» WHAT YOU HAVE TO DO: Extract from the listing each line in which the word "cada" appears.

» EXTRACTED INFORMATION:

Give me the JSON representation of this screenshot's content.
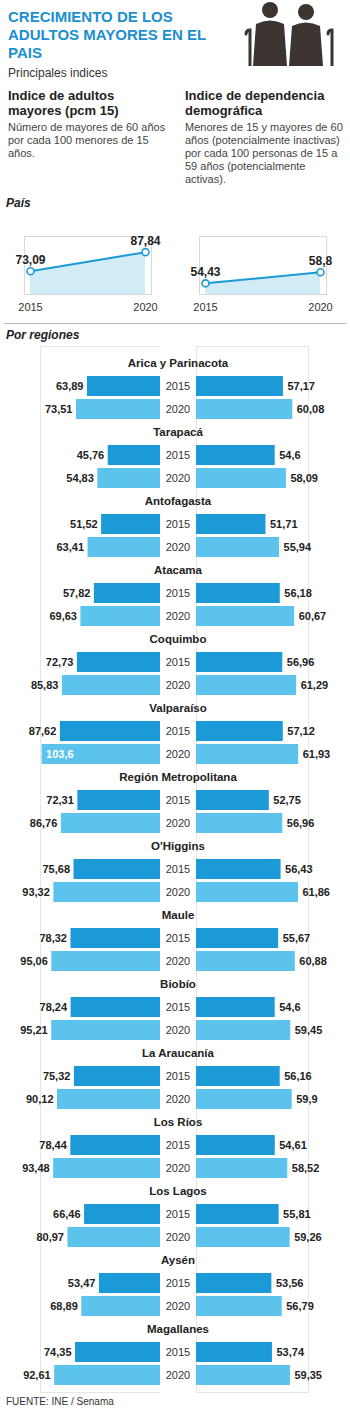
{
  "header": {
    "title": "CRECIMIENTO DE LOS ADULTOS MAYORES EN EL PAIS",
    "subtitle": "Principales indices"
  },
  "sections": {
    "pais": "País",
    "regiones": "Por regiones"
  },
  "source": "FUENTE: INE / Senama",
  "chart_data": [
    {
      "type": "line",
      "title": "Indice de adultos mayores (pcm 15)",
      "subtitle": "Número de mayores de 60 años por cada 100 menores de 15 años.",
      "x": [
        2015,
        2020
      ],
      "values": [
        73.09,
        87.84
      ],
      "value_labels": [
        "73,09",
        "87,84"
      ],
      "color": "#1b9ad7",
      "xlim": [
        2015,
        2020
      ],
      "xticks": [
        2015,
        2020
      ],
      "ylim": [
        55,
        100
      ],
      "tick_labels": "x",
      "data_labels": true
    },
    {
      "type": "line",
      "title": "Indice de dependencia demográfica",
      "subtitle": "Menores de 15 y mayores de 60 años (potencialmente inactivas) por cada 100 personas de 15 a 59 años (potencialmente activas).",
      "x": [
        2015,
        2020
      ],
      "values": [
        54.43,
        58.8
      ],
      "value_labels": [
        "54,43",
        "58,8"
      ],
      "color": "#1b9ad7",
      "xlim": [
        2015,
        2020
      ],
      "xticks": [
        2015,
        2020
      ],
      "ylim": [
        50,
        73
      ],
      "tick_labels": "x",
      "data_labels": true
    },
    {
      "type": "bar",
      "orientation": "horizontal",
      "categories": [
        "Arica y Parinacota",
        "Tarapacá",
        "Antofagasta",
        "Atacama",
        "Coquimbo",
        "Valparaíso",
        "Región Metropolitana",
        "O'Higgins",
        "Maule",
        "Biobío",
        "La Araucanía",
        "Los Ríos",
        "Los Lagos",
        "Aysén",
        "Magallanes"
      ],
      "series": [
        {
          "name": "2015",
          "color": "#1b9ad7",
          "values": [
            63.89,
            45.76,
            51.52,
            57.82,
            72.73,
            87.62,
            72.31,
            75.68,
            78.32,
            78.24,
            75.32,
            78.44,
            66.46,
            53.47,
            74.35
          ],
          "value_labels": [
            "63,89",
            "45,76",
            "51,52",
            "57,82",
            "72,73",
            "87,62",
            "72,31",
            "75,68",
            "78,32",
            "78,24",
            "75,32",
            "78,44",
            "66,46",
            "53,47",
            "74,35"
          ]
        },
        {
          "name": "2020",
          "color": "#5cc3ec",
          "values": [
            73.51,
            54.83,
            63.41,
            69.63,
            85.83,
            103.6,
            86.76,
            93.32,
            95.06,
            95.21,
            90.12,
            93.48,
            80.97,
            68.89,
            92.61
          ],
          "value_labels": [
            "73,51",
            "54,83",
            "63,41",
            "69,63",
            "85,83",
            "103,6",
            "86,76",
            "93,32",
            "95,06",
            "95,21",
            "90,12",
            "93,48",
            "80,97",
            "68,89",
            "92,61"
          ]
        }
      ],
      "xlim": [
        0,
        105
      ],
      "tick_labels": false,
      "data_labels": true
    },
    {
      "type": "bar",
      "orientation": "horizontal",
      "categories": [
        "Arica y Parinacota",
        "Tarapacá",
        "Antofagasta",
        "Atacama",
        "Coquimbo",
        "Valparaíso",
        "Región Metropolitana",
        "O'Higgins",
        "Maule",
        "Biobío",
        "La Araucanía",
        "Los Ríos",
        "Los Lagos",
        "Aysén",
        "Magallanes"
      ],
      "series": [
        {
          "name": "2015",
          "color": "#1b9ad7",
          "values": [
            57.17,
            54.6,
            51.71,
            56.18,
            56.96,
            57.12,
            52.75,
            56.43,
            55.67,
            54.6,
            56.16,
            54.61,
            55.81,
            53.56,
            53.74
          ],
          "value_labels": [
            "57,17",
            "54,6",
            "51,71",
            "56,18",
            "56,96",
            "57,12",
            "52,75",
            "56,43",
            "55,67",
            "54,6",
            "56,16",
            "54,61",
            "55,81",
            "53,56",
            "53,74"
          ]
        },
        {
          "name": "2020",
          "color": "#5cc3ec",
          "values": [
            60.08,
            58.09,
            55.94,
            60.67,
            61.29,
            61.93,
            56.96,
            61.86,
            60.88,
            59.45,
            59.9,
            58.52,
            59.26,
            56.79,
            59.35
          ],
          "value_labels": [
            "60,08",
            "58,09",
            "55,94",
            "60,67",
            "61,29",
            "61,93",
            "56,96",
            "61,86",
            "60,88",
            "59,45",
            "59,9",
            "58,52",
            "59,26",
            "56,79",
            "59,35"
          ]
        }
      ],
      "xlim": [
        30,
        65
      ],
      "tick_labels": false,
      "data_labels": true
    }
  ]
}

» WRITTEN ANSWER:
      "subtitle": "Número de mayores de 60 años por cada 100 menores de 15 años.",
      "subtitle": "Menores de 15 y mayores de 60 años (potencialmente inactivas) por cada 100 personas de 15 a 59 años (potencialmente activas).",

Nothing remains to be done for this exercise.